_PROBLEM_: Scan the following material for the string "above" and copy each line in which it appears.
►
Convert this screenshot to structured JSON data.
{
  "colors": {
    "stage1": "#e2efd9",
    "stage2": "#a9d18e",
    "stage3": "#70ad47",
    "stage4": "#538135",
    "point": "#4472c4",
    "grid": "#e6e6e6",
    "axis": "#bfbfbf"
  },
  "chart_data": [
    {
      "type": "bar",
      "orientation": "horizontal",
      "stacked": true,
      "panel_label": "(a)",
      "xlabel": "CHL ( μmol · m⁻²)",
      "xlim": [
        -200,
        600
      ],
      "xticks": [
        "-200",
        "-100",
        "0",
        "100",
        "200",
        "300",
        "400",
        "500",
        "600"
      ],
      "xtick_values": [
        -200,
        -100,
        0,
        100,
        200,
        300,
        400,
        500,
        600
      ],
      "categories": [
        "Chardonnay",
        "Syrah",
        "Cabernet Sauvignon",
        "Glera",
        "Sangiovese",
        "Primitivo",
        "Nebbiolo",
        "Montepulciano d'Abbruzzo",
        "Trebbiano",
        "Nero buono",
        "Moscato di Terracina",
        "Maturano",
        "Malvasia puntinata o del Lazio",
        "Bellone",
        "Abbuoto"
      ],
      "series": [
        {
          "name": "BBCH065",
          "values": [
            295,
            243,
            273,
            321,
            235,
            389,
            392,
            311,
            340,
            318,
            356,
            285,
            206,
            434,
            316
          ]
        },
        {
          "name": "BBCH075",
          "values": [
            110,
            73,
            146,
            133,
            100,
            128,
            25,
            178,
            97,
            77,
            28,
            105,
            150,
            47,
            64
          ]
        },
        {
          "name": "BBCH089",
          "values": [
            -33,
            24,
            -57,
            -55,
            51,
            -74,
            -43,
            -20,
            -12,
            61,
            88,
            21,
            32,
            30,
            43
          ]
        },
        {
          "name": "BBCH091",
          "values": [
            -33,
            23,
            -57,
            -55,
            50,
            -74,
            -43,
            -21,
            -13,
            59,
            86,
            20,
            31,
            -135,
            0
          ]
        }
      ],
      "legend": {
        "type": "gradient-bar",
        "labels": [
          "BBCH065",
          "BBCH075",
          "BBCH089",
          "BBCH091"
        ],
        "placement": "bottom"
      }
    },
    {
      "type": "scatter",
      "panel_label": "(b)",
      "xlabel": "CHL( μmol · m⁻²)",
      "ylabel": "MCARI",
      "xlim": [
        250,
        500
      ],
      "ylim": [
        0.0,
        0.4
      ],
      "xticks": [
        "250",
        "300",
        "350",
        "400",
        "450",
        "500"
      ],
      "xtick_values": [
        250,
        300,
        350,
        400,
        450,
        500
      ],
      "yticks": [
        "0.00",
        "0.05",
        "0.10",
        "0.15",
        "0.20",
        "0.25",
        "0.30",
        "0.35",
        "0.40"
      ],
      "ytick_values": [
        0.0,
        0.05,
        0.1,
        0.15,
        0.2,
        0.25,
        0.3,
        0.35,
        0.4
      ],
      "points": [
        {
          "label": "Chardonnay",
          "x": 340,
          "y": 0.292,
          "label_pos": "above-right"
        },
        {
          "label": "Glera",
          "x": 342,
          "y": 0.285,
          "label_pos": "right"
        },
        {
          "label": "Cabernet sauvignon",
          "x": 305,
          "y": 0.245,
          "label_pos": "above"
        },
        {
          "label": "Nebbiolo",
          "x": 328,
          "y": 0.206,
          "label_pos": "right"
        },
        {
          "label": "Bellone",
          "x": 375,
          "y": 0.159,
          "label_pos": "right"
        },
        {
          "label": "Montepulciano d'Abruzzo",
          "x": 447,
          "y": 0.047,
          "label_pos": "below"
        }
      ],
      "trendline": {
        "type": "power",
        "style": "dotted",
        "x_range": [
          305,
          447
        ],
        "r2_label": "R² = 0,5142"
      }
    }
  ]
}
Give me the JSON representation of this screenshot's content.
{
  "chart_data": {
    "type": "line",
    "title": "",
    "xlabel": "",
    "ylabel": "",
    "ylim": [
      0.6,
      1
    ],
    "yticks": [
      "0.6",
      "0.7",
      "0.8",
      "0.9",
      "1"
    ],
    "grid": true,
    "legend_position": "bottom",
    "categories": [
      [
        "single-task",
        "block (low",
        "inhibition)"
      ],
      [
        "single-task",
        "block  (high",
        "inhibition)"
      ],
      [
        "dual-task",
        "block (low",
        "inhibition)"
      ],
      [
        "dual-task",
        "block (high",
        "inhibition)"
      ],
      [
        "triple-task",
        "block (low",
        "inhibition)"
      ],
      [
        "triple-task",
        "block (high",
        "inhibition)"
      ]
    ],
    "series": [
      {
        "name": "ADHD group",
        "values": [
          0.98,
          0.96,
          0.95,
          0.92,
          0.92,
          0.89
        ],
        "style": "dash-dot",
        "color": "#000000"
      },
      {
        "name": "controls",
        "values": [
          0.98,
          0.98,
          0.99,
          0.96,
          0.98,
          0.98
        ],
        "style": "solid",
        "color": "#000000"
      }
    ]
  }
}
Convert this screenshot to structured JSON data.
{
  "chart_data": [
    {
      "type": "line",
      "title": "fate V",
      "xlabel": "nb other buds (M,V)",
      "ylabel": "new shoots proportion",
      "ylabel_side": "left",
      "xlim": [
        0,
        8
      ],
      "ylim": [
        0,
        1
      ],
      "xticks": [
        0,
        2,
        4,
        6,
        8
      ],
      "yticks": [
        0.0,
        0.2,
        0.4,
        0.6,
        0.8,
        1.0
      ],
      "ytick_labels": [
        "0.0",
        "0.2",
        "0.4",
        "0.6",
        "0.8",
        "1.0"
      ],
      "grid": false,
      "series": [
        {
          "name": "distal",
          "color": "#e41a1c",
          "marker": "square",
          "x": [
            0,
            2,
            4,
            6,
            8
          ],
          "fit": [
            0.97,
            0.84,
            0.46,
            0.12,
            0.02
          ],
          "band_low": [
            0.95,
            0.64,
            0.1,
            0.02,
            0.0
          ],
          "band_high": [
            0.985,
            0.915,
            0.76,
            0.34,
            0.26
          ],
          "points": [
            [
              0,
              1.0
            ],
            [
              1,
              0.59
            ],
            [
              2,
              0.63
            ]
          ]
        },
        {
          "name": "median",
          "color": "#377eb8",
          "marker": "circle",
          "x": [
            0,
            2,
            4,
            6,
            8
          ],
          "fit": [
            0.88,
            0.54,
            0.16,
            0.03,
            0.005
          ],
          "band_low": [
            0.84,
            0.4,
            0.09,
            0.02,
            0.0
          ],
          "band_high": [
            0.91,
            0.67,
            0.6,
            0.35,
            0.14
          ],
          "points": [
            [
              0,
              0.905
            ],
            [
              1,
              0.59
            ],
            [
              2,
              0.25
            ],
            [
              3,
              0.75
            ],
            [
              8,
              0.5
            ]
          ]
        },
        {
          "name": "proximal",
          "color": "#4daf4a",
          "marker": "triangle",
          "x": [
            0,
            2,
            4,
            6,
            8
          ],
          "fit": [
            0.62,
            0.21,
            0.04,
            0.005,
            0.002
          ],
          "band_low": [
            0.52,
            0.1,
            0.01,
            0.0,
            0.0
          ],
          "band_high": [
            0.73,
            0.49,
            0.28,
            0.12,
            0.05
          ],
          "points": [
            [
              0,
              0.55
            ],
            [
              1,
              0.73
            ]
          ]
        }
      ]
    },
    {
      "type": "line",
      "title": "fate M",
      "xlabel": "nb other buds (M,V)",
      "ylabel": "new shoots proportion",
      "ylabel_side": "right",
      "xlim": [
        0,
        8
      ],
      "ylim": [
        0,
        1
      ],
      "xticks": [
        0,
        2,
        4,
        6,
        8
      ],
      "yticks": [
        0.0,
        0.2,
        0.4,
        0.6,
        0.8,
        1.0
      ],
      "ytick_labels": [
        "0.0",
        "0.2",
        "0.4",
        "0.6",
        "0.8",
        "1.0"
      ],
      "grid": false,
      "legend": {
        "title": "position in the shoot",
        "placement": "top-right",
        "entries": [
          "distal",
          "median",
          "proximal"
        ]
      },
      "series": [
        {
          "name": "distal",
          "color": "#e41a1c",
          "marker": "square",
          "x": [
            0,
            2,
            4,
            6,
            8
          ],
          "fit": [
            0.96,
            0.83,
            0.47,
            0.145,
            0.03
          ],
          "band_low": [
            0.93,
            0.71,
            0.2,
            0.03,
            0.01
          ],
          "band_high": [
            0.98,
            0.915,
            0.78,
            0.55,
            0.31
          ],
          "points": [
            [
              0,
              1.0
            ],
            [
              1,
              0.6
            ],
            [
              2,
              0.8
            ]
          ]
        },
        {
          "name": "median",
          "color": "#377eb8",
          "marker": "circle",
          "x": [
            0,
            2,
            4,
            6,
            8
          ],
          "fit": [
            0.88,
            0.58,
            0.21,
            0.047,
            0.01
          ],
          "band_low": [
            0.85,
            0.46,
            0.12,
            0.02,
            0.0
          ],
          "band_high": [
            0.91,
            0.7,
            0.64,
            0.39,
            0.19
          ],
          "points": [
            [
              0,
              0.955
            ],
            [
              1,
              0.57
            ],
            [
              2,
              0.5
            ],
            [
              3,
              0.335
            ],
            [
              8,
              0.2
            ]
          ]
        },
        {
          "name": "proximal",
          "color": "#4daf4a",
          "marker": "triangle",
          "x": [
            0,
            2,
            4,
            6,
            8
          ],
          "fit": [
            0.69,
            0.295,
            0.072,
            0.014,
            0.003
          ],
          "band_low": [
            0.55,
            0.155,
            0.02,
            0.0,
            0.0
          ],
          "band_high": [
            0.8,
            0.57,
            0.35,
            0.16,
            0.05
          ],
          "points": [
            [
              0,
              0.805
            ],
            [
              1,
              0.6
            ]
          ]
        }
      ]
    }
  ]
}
◄
_ANSWER TO THIS TASK_:
          "label_pos": "above-right"
          "label_pos": "above"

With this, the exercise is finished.